Requirement:
State only the count of lines in the listing below that hold "stretch".
+===+
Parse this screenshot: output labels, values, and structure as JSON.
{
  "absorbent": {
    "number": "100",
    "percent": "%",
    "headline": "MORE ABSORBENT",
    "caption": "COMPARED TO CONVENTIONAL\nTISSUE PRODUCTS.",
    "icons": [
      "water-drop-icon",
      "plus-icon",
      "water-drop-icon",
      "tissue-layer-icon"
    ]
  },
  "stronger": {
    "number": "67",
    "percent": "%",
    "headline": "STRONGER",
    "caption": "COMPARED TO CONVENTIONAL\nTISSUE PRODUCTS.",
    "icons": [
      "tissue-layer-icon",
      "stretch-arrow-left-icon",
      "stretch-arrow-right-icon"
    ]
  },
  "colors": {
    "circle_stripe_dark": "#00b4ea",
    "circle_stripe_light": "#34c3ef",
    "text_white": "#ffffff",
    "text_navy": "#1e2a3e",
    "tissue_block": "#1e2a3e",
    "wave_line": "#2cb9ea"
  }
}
+===+
Task result:
2